DIRECTIVE
Write the listing below out again exactly, dropping the images.

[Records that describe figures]
::::::::
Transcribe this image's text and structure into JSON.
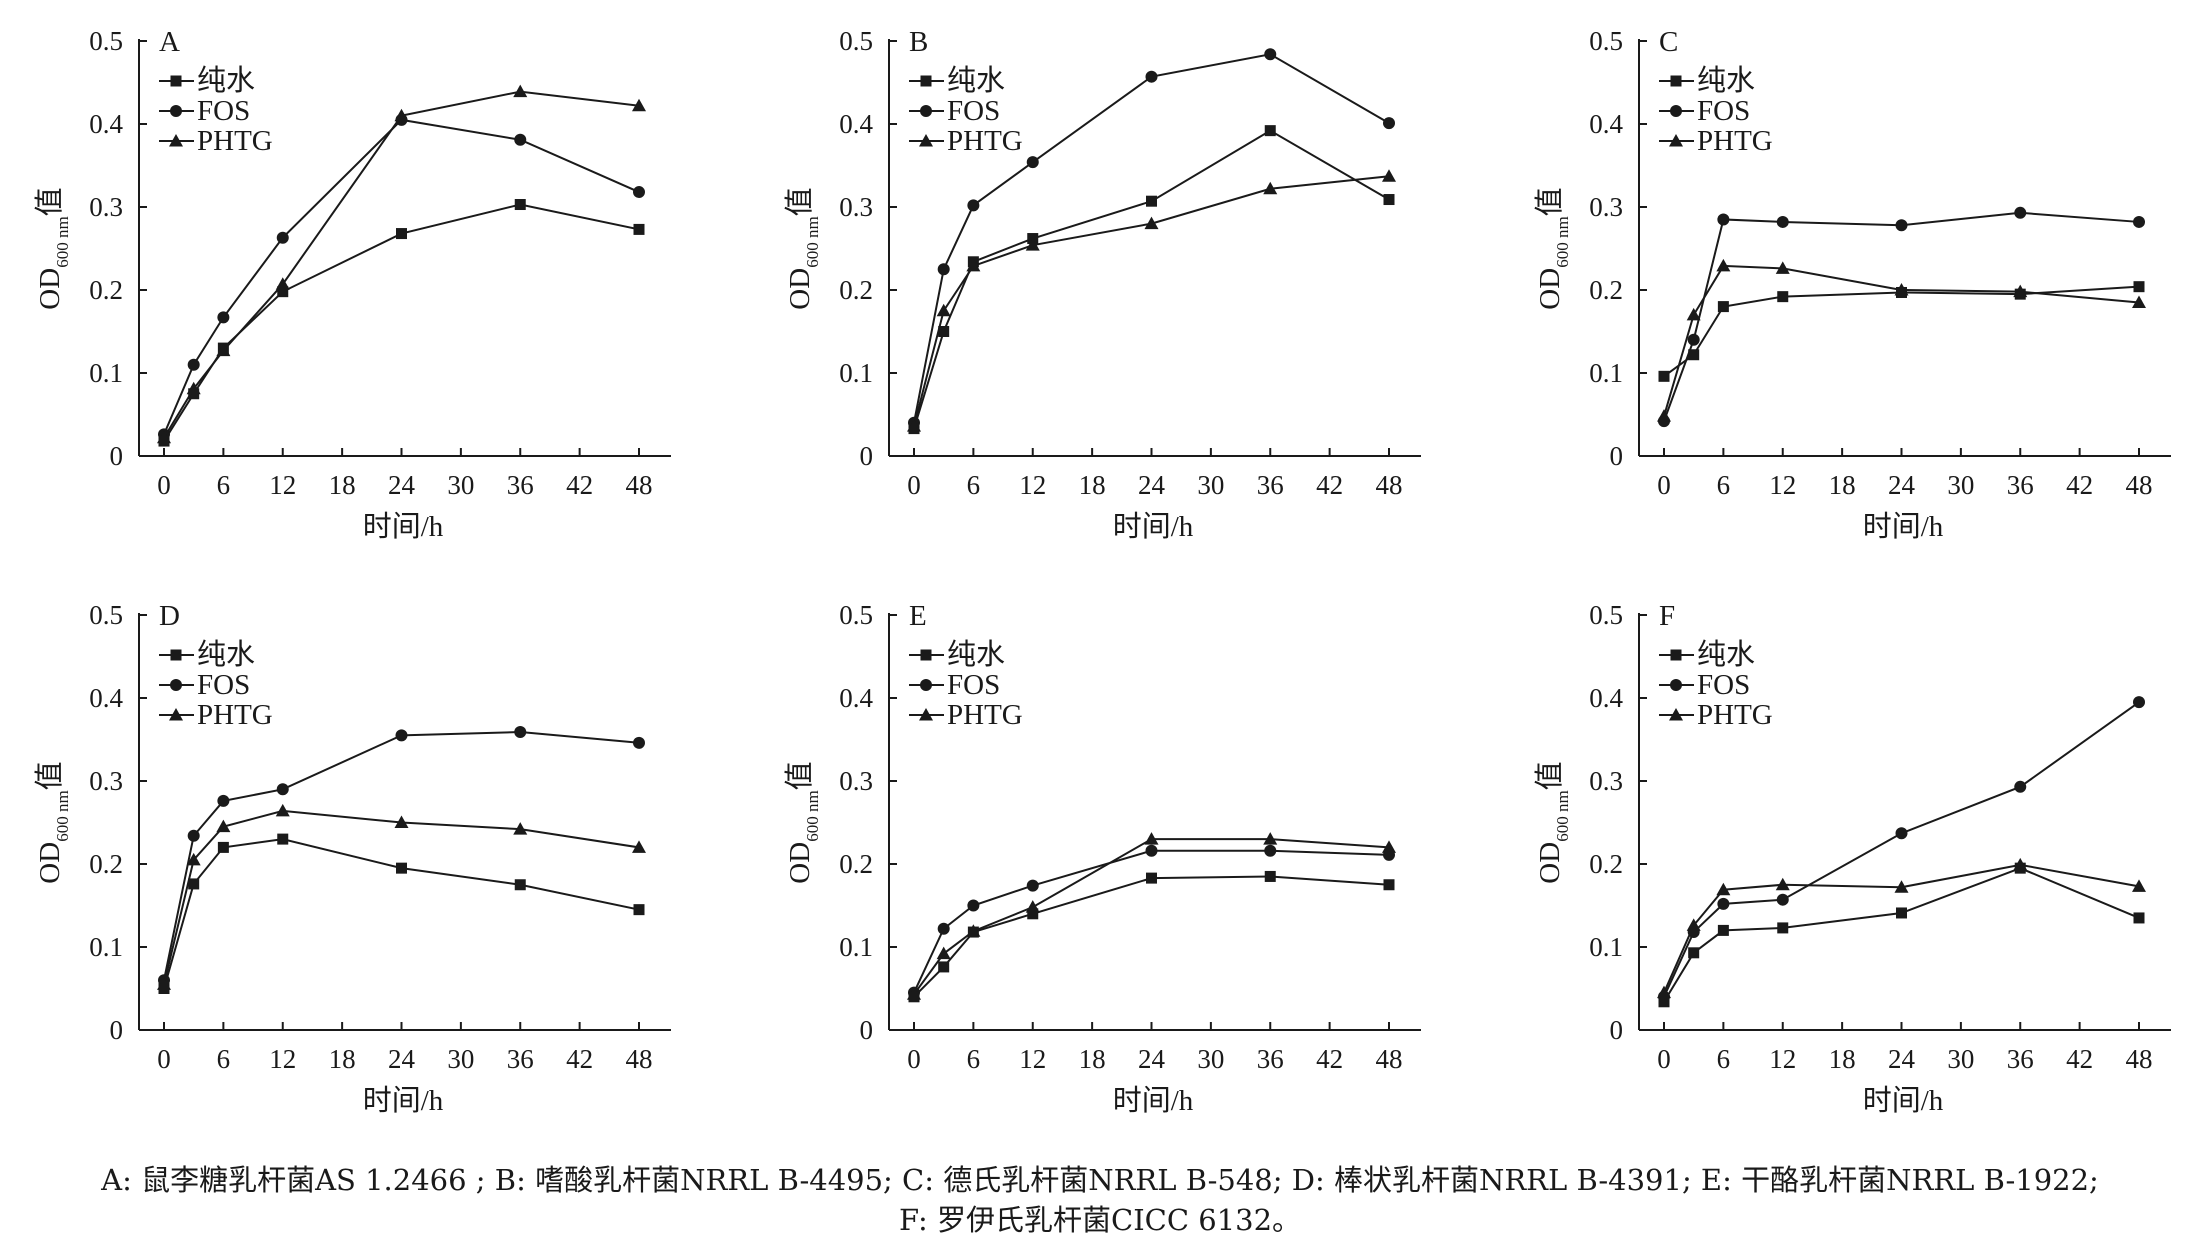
{
  "figure": {
    "caption_line1": "A: 鼠李糖乳杆菌AS 1.2466 ; B: 嗜酸乳杆菌NRRL B-4495; C: 德氏乳杆菌NRRL B-548; D: 棒状乳杆菌NRRL B-4391; E: 干酪乳杆菌NRRL B-1922;",
    "caption_line2": "F: 罗伊氏乳杆菌CICC 6132。"
  },
  "colors": {
    "line": "#1a1a1a",
    "background": "#ffffff"
  },
  "chart_data": [
    {
      "type": "line",
      "panel": "A",
      "xlabel": "时间/h",
      "ylabel_main": "OD",
      "ylabel_sub": "600 nm",
      "ylabel_suffix": "值",
      "xlim": [
        0,
        48
      ],
      "ylim": [
        0,
        0.5
      ],
      "grid": false,
      "legend": "top-left",
      "xticks": [
        "0",
        "6",
        "12",
        "18",
        "24",
        "30",
        "36",
        "42",
        "48"
      ],
      "yticks": [
        "0",
        "0.1",
        "0.2",
        "0.3",
        "0.4",
        "0.5"
      ],
      "x": [
        0,
        3,
        6,
        12,
        24,
        36,
        48
      ],
      "series": [
        {
          "name": "纯水",
          "marker": "square",
          "values": [
            0.018,
            0.075,
            0.13,
            0.198,
            0.268,
            0.303,
            0.273
          ]
        },
        {
          "name": "FOS",
          "marker": "circle",
          "values": [
            0.026,
            0.11,
            0.167,
            0.263,
            0.405,
            0.381,
            0.318
          ]
        },
        {
          "name": "PHTG",
          "marker": "triangle",
          "values": [
            0.022,
            0.081,
            0.127,
            0.207,
            0.41,
            0.439,
            0.422
          ]
        }
      ]
    },
    {
      "type": "line",
      "panel": "B",
      "xlabel": "时间/h",
      "ylabel_main": "OD",
      "ylabel_sub": "600 nm",
      "ylabel_suffix": "值",
      "xlim": [
        0,
        48
      ],
      "ylim": [
        0,
        0.5
      ],
      "grid": false,
      "legend": "top-left",
      "xticks": [
        "0",
        "6",
        "12",
        "18",
        "24",
        "30",
        "36",
        "42",
        "48"
      ],
      "yticks": [
        "0",
        "0.1",
        "0.2",
        "0.3",
        "0.4",
        "0.5"
      ],
      "x": [
        0,
        3,
        6,
        12,
        24,
        36,
        48
      ],
      "series": [
        {
          "name": "纯水",
          "marker": "square",
          "values": [
            0.033,
            0.15,
            0.234,
            0.262,
            0.307,
            0.392,
            0.309
          ]
        },
        {
          "name": "FOS",
          "marker": "circle",
          "values": [
            0.04,
            0.225,
            0.302,
            0.354,
            0.457,
            0.484,
            0.401
          ]
        },
        {
          "name": "PHTG",
          "marker": "triangle",
          "values": [
            0.036,
            0.175,
            0.229,
            0.254,
            0.28,
            0.322,
            0.337
          ]
        }
      ]
    },
    {
      "type": "line",
      "panel": "C",
      "xlabel": "时间/h",
      "ylabel_main": "OD",
      "ylabel_sub": "600 nm",
      "ylabel_suffix": "值",
      "xlim": [
        0,
        48
      ],
      "ylim": [
        0,
        0.5
      ],
      "grid": false,
      "legend": "top-left",
      "xticks": [
        "0",
        "6",
        "12",
        "18",
        "24",
        "30",
        "36",
        "42",
        "48"
      ],
      "yticks": [
        "0",
        "0.1",
        "0.2",
        "0.3",
        "0.4",
        "0.5"
      ],
      "x": [
        0,
        3,
        6,
        12,
        24,
        36,
        48
      ],
      "series": [
        {
          "name": "纯水",
          "marker": "square",
          "values": [
            0.096,
            0.122,
            0.18,
            0.192,
            0.197,
            0.195,
            0.204
          ]
        },
        {
          "name": "FOS",
          "marker": "circle",
          "values": [
            0.042,
            0.14,
            0.285,
            0.282,
            0.278,
            0.293,
            0.282
          ]
        },
        {
          "name": "PHTG",
          "marker": "triangle",
          "values": [
            0.048,
            0.17,
            0.229,
            0.226,
            0.2,
            0.198,
            0.185
          ]
        }
      ]
    },
    {
      "type": "line",
      "panel": "D",
      "xlabel": "时间/h",
      "ylabel_main": "OD",
      "ylabel_sub": "600 nm",
      "ylabel_suffix": "值",
      "xlim": [
        0,
        48
      ],
      "ylim": [
        0,
        0.5
      ],
      "grid": false,
      "legend": "top-left",
      "xticks": [
        "0",
        "6",
        "12",
        "18",
        "24",
        "30",
        "36",
        "42",
        "48"
      ],
      "yticks": [
        "0",
        "0.1",
        "0.2",
        "0.3",
        "0.4",
        "0.5"
      ],
      "x": [
        0,
        3,
        6,
        12,
        24,
        36,
        48
      ],
      "series": [
        {
          "name": "纯水",
          "marker": "square",
          "values": [
            0.05,
            0.176,
            0.22,
            0.23,
            0.195,
            0.175,
            0.145
          ]
        },
        {
          "name": "FOS",
          "marker": "circle",
          "values": [
            0.06,
            0.234,
            0.276,
            0.29,
            0.355,
            0.359,
            0.346
          ]
        },
        {
          "name": "PHTG",
          "marker": "triangle",
          "values": [
            0.055,
            0.205,
            0.245,
            0.264,
            0.25,
            0.242,
            0.22
          ]
        }
      ]
    },
    {
      "type": "line",
      "panel": "E",
      "xlabel": "时间/h",
      "ylabel_main": "OD",
      "ylabel_sub": "600 nm",
      "ylabel_suffix": "值",
      "xlim": [
        0,
        48
      ],
      "ylim": [
        0,
        0.5
      ],
      "grid": false,
      "legend": "top-left",
      "xticks": [
        "0",
        "6",
        "12",
        "18",
        "24",
        "30",
        "36",
        "42",
        "48"
      ],
      "yticks": [
        "0",
        "0.1",
        "0.2",
        "0.3",
        "0.4",
        "0.5"
      ],
      "x": [
        0,
        3,
        6,
        12,
        24,
        36,
        48
      ],
      "series": [
        {
          "name": "纯水",
          "marker": "square",
          "values": [
            0.04,
            0.076,
            0.118,
            0.14,
            0.183,
            0.185,
            0.175
          ]
        },
        {
          "name": "FOS",
          "marker": "circle",
          "values": [
            0.045,
            0.122,
            0.15,
            0.174,
            0.216,
            0.216,
            0.211
          ]
        },
        {
          "name": "PHTG",
          "marker": "triangle",
          "values": [
            0.043,
            0.092,
            0.119,
            0.148,
            0.23,
            0.23,
            0.22
          ]
        }
      ]
    },
    {
      "type": "line",
      "panel": "F",
      "xlabel": "时间/h",
      "ylabel_main": "OD",
      "ylabel_sub": "600 nm",
      "ylabel_suffix": "值",
      "xlim": [
        0,
        48
      ],
      "ylim": [
        0,
        0.5
      ],
      "grid": false,
      "legend": "top-left",
      "xticks": [
        "0",
        "6",
        "12",
        "18",
        "24",
        "30",
        "36",
        "42",
        "48"
      ],
      "yticks": [
        "0",
        "0.1",
        "0.2",
        "0.3",
        "0.4",
        "0.5"
      ],
      "x": [
        0,
        3,
        6,
        12,
        24,
        36,
        48
      ],
      "series": [
        {
          "name": "纯水",
          "marker": "square",
          "values": [
            0.034,
            0.093,
            0.12,
            0.123,
            0.141,
            0.195,
            0.135
          ]
        },
        {
          "name": "FOS",
          "marker": "circle",
          "values": [
            0.04,
            0.118,
            0.152,
            0.157,
            0.237,
            0.293,
            0.395
          ]
        },
        {
          "name": "PHTG",
          "marker": "triangle",
          "values": [
            0.045,
            0.126,
            0.169,
            0.175,
            0.172,
            0.199,
            0.173
          ]
        }
      ]
    }
  ]
}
::::::::
EXERCISE RESPONSE
Transcribe this image's text and structure into JSON.
{
  "figure": {
    "caption_line1": "A: 鼠李糖乳杆菌AS 1.2466 ; B: 嗜酸乳杆菌NRRL B-4495; C: 德氏乳杆菌NRRL B-548; D: 棒状乳杆菌NRRL B-4391; E: 干酪乳杆菌NRRL B-1922;",
    "caption_line2": "F: 罗伊氏乳杆菌CICC 6132。"
  },
  "colors": {
    "line": "#1a1a1a",
    "background": "#ffffff"
  },
  "chart_data": [
    {
      "type": "line",
      "panel": "A",
      "xlabel": "时间/h",
      "ylabel_main": "OD",
      "ylabel_sub": "600 nm",
      "ylabel_suffix": "值",
      "xlim": [
        0,
        48
      ],
      "ylim": [
        0,
        0.5
      ],
      "grid": false,
      "legend": "top-left",
      "xticks": [
        "0",
        "6",
        "12",
        "18",
        "24",
        "30",
        "36",
        "42",
        "48"
      ],
      "yticks": [
        "0",
        "0.1",
        "0.2",
        "0.3",
        "0.4",
        "0.5"
      ],
      "x": [
        0,
        3,
        6,
        12,
        24,
        36,
        48
      ],
      "series": [
        {
          "name": "纯水",
          "marker": "square",
          "values": [
            0.018,
            0.075,
            0.13,
            0.198,
            0.268,
            0.303,
            0.273
          ]
        },
        {
          "name": "FOS",
          "marker": "circle",
          "values": [
            0.026,
            0.11,
            0.167,
            0.263,
            0.405,
            0.381,
            0.318
          ]
        },
        {
          "name": "PHTG",
          "marker": "triangle",
          "values": [
            0.022,
            0.081,
            0.127,
            0.207,
            0.41,
            0.439,
            0.422
          ]
        }
      ]
    },
    {
      "type": "line",
      "panel": "B",
      "xlabel": "时间/h",
      "ylabel_main": "OD",
      "ylabel_sub": "600 nm",
      "ylabel_suffix": "值",
      "xlim": [
        0,
        48
      ],
      "ylim": [
        0,
        0.5
      ],
      "grid": false,
      "legend": "top-left",
      "xticks": [
        "0",
        "6",
        "12",
        "18",
        "24",
        "30",
        "36",
        "42",
        "48"
      ],
      "yticks": [
        "0",
        "0.1",
        "0.2",
        "0.3",
        "0.4",
        "0.5"
      ],
      "x": [
        0,
        3,
        6,
        12,
        24,
        36,
        48
      ],
      "series": [
        {
          "name": "纯水",
          "marker": "square",
          "values": [
            0.033,
            0.15,
            0.234,
            0.262,
            0.307,
            0.392,
            0.309
          ]
        },
        {
          "name": "FOS",
          "marker": "circle",
          "values": [
            0.04,
            0.225,
            0.302,
            0.354,
            0.457,
            0.484,
            0.401
          ]
        },
        {
          "name": "PHTG",
          "marker": "triangle",
          "values": [
            0.036,
            0.175,
            0.229,
            0.254,
            0.28,
            0.322,
            0.337
          ]
        }
      ]
    },
    {
      "type": "line",
      "panel": "C",
      "xlabel": "时间/h",
      "ylabel_main": "OD",
      "ylabel_sub": "600 nm",
      "ylabel_suffix": "值",
      "xlim": [
        0,
        48
      ],
      "ylim": [
        0,
        0.5
      ],
      "grid": false,
      "legend": "top-left",
      "xticks": [
        "0",
        "6",
        "12",
        "18",
        "24",
        "30",
        "36",
        "42",
        "48"
      ],
      "yticks": [
        "0",
        "0.1",
        "0.2",
        "0.3",
        "0.4",
        "0.5"
      ],
      "x": [
        0,
        3,
        6,
        12,
        24,
        36,
        48
      ],
      "series": [
        {
          "name": "纯水",
          "marker": "square",
          "values": [
            0.096,
            0.122,
            0.18,
            0.192,
            0.197,
            0.195,
            0.204
          ]
        },
        {
          "name": "FOS",
          "marker": "circle",
          "values": [
            0.042,
            0.14,
            0.285,
            0.282,
            0.278,
            0.293,
            0.282
          ]
        },
        {
          "name": "PHTG",
          "marker": "triangle",
          "values": [
            0.048,
            0.17,
            0.229,
            0.226,
            0.2,
            0.198,
            0.185
          ]
        }
      ]
    },
    {
      "type": "line",
      "panel": "D",
      "xlabel": "时间/h",
      "ylabel_main": "OD",
      "ylabel_sub": "600 nm",
      "ylabel_suffix": "值",
      "xlim": [
        0,
        48
      ],
      "ylim": [
        0,
        0.5
      ],
      "grid": false,
      "legend": "top-left",
      "xticks": [
        "0",
        "6",
        "12",
        "18",
        "24",
        "30",
        "36",
        "42",
        "48"
      ],
      "yticks": [
        "0",
        "0.1",
        "0.2",
        "0.3",
        "0.4",
        "0.5"
      ],
      "x": [
        0,
        3,
        6,
        12,
        24,
        36,
        48
      ],
      "series": [
        {
          "name": "纯水",
          "marker": "square",
          "values": [
            0.05,
            0.176,
            0.22,
            0.23,
            0.195,
            0.175,
            0.145
          ]
        },
        {
          "name": "FOS",
          "marker": "circle",
          "values": [
            0.06,
            0.234,
            0.276,
            0.29,
            0.355,
            0.359,
            0.346
          ]
        },
        {
          "name": "PHTG",
          "marker": "triangle",
          "values": [
            0.055,
            0.205,
            0.245,
            0.264,
            0.25,
            0.242,
            0.22
          ]
        }
      ]
    },
    {
      "type": "line",
      "panel": "E",
      "xlabel": "时间/h",
      "ylabel_main": "OD",
      "ylabel_sub": "600 nm",
      "ylabel_suffix": "值",
      "xlim": [
        0,
        48
      ],
      "ylim": [
        0,
        0.5
      ],
      "grid": false,
      "legend": "top-left",
      "xticks": [
        "0",
        "6",
        "12",
        "18",
        "24",
        "30",
        "36",
        "42",
        "48"
      ],
      "yticks": [
        "0",
        "0.1",
        "0.2",
        "0.3",
        "0.4",
        "0.5"
      ],
      "x": [
        0,
        3,
        6,
        12,
        24,
        36,
        48
      ],
      "series": [
        {
          "name": "纯水",
          "marker": "square",
          "values": [
            0.04,
            0.076,
            0.118,
            0.14,
            0.183,
            0.185,
            0.175
          ]
        },
        {
          "name": "FOS",
          "marker": "circle",
          "values": [
            0.045,
            0.122,
            0.15,
            0.174,
            0.216,
            0.216,
            0.211
          ]
        },
        {
          "name": "PHTG",
          "marker": "triangle",
          "values": [
            0.043,
            0.092,
            0.119,
            0.148,
            0.23,
            0.23,
            0.22
          ]
        }
      ]
    },
    {
      "type": "line",
      "panel": "F",
      "xlabel": "时间/h",
      "ylabel_main": "OD",
      "ylabel_sub": "600 nm",
      "ylabel_suffix": "值",
      "xlim": [
        0,
        48
      ],
      "ylim": [
        0,
        0.5
      ],
      "grid": false,
      "legend": "top-left",
      "xticks": [
        "0",
        "6",
        "12",
        "18",
        "24",
        "30",
        "36",
        "42",
        "48"
      ],
      "yticks": [
        "0",
        "0.1",
        "0.2",
        "0.3",
        "0.4",
        "0.5"
      ],
      "x": [
        0,
        3,
        6,
        12,
        24,
        36,
        48
      ],
      "series": [
        {
          "name": "纯水",
          "marker": "square",
          "values": [
            0.034,
            0.093,
            0.12,
            0.123,
            0.141,
            0.195,
            0.135
          ]
        },
        {
          "name": "FOS",
          "marker": "circle",
          "values": [
            0.04,
            0.118,
            0.152,
            0.157,
            0.237,
            0.293,
            0.395
          ]
        },
        {
          "name": "PHTG",
          "marker": "triangle",
          "values": [
            0.045,
            0.126,
            0.169,
            0.175,
            0.172,
            0.199,
            0.173
          ]
        }
      ]
    }
  ]
}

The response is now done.